SUPPLIED MATERIAL:
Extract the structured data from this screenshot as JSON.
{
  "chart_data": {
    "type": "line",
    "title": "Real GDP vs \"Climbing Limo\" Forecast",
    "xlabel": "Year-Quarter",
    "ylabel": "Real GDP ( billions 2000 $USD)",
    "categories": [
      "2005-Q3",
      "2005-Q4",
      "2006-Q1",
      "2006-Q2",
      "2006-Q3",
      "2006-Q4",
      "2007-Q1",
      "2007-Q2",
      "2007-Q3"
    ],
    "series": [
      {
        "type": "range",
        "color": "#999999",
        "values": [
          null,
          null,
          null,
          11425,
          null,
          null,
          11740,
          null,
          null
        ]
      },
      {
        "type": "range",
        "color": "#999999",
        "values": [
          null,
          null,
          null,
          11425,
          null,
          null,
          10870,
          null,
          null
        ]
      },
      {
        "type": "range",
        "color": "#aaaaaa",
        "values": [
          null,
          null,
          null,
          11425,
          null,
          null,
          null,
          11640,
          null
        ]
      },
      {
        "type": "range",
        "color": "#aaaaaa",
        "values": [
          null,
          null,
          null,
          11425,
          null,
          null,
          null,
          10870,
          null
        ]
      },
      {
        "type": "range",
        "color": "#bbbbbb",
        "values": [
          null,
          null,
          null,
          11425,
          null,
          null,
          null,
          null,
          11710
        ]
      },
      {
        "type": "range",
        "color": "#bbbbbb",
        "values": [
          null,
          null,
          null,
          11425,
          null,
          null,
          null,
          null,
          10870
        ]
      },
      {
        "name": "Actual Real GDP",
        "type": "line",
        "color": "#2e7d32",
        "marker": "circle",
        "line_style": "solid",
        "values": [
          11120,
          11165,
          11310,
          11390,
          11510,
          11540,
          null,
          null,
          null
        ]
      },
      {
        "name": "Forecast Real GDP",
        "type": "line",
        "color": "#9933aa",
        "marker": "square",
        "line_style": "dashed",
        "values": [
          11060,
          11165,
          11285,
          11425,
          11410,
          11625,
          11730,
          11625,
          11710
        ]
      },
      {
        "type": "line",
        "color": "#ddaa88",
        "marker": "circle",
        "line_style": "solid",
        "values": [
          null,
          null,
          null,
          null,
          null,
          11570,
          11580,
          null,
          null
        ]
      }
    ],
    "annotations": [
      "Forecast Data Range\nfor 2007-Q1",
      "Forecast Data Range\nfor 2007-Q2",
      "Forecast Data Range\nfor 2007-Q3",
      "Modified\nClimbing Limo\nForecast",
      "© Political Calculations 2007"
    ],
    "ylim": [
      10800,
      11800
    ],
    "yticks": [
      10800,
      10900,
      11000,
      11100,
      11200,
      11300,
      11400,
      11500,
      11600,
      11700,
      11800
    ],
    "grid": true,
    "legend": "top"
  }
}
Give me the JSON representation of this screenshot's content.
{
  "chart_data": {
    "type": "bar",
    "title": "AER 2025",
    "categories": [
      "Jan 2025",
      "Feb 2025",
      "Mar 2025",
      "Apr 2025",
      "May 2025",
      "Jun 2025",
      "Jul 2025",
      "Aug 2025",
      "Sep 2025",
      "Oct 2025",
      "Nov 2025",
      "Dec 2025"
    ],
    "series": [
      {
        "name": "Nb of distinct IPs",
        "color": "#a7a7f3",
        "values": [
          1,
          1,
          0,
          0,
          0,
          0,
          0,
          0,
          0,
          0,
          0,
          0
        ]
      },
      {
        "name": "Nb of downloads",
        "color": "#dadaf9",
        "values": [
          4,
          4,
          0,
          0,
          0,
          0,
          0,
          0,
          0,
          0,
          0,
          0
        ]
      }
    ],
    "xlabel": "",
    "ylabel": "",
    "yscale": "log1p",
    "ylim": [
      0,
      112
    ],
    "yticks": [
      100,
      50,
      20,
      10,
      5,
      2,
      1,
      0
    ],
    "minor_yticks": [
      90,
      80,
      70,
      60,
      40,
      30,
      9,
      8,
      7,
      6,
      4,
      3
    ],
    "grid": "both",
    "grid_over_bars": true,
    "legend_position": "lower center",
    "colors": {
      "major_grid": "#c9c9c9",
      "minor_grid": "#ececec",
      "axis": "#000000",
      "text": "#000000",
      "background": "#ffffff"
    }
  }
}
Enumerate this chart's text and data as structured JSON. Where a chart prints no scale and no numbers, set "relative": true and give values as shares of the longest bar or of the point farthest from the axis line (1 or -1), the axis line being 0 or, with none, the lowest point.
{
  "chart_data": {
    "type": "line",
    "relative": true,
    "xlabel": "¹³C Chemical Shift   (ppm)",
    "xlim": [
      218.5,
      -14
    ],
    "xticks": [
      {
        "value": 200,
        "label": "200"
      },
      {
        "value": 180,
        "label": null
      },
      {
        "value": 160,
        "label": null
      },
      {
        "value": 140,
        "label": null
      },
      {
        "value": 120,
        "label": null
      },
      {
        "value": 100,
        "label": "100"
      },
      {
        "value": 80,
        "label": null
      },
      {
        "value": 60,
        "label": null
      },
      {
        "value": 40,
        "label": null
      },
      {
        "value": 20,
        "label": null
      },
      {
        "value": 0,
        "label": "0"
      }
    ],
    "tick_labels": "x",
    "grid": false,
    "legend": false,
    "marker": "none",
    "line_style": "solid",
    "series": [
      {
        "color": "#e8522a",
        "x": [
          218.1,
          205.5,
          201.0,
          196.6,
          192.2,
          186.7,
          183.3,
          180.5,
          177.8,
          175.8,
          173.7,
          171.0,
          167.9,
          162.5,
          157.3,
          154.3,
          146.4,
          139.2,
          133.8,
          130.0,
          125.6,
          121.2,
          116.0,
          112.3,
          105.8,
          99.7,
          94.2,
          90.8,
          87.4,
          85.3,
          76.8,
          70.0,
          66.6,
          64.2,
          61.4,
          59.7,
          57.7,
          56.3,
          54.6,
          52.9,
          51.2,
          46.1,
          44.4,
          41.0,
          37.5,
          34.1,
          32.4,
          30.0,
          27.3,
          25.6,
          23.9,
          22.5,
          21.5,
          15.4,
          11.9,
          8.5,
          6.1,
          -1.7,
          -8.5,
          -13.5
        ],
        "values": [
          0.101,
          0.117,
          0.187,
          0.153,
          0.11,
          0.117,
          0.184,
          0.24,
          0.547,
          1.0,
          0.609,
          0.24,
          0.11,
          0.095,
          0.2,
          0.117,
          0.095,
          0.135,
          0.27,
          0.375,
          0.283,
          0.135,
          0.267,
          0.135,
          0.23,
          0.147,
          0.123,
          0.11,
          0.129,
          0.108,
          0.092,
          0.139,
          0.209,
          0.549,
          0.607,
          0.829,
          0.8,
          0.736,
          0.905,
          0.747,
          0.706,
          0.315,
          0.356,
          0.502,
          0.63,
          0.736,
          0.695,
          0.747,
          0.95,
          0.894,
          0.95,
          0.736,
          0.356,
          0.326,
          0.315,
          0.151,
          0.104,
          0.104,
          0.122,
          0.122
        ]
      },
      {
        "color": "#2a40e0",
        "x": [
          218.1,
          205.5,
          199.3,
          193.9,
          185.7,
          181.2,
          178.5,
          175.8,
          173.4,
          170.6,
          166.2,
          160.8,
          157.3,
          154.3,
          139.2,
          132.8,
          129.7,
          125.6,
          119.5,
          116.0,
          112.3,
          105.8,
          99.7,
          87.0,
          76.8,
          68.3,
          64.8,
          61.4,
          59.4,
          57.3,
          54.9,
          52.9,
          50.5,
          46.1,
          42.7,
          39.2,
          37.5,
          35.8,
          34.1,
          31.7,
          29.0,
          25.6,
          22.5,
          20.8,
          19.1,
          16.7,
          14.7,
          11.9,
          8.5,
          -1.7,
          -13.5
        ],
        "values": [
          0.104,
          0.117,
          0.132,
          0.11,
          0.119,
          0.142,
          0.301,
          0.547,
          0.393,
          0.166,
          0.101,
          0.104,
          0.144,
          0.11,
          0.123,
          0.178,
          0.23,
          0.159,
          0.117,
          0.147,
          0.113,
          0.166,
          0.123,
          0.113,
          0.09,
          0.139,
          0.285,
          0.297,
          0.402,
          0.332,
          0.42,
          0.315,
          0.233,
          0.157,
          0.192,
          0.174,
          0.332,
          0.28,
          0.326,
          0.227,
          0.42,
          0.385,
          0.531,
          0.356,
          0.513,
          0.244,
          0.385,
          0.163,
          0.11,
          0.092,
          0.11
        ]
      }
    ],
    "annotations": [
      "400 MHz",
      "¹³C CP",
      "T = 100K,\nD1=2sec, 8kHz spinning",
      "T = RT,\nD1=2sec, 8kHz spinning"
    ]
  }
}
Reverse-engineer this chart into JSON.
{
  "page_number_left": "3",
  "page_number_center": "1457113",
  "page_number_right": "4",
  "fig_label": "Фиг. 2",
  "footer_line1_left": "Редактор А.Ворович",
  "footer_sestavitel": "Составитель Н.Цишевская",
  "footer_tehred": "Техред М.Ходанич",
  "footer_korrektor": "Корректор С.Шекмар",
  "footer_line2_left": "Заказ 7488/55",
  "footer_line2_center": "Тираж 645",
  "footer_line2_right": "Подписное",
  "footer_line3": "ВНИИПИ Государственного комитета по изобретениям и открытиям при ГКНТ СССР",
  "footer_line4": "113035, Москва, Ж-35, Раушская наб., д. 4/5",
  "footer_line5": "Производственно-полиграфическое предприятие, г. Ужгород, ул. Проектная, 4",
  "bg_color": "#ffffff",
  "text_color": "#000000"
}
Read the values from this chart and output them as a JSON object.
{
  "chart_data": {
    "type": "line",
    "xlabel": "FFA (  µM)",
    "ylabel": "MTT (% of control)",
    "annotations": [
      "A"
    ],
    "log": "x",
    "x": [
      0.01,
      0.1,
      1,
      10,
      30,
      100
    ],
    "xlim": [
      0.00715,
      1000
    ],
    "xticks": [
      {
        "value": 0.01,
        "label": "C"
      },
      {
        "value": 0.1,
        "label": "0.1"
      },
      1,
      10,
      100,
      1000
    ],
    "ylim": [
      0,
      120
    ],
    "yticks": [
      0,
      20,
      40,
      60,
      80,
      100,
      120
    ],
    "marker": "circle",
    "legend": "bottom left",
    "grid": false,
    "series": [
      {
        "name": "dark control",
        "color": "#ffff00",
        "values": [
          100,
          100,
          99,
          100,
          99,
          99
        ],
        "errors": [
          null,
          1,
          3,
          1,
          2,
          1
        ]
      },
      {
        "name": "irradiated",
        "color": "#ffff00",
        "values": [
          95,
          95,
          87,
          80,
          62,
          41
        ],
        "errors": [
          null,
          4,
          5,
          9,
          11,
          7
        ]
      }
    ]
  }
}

SET PROBLEM:
From the entries above, list each line with "JSON" in it.

ANSWER TO THIS TASK:
Extract the structured data from this screenshot as JSON.
Give me the JSON representation of this screenshot's content.
Enumerate this chart's text and data as structured JSON. Where a chart prints no scale and no numbers, set "relative": true and give values as shares of the longest bar or of the point farthest from the axis line (1 or -1), the axis line being 0 or, with none, the lowest point.
Reverse-engineer this chart into JSON.
Read the values from this chart and output them as a JSON object.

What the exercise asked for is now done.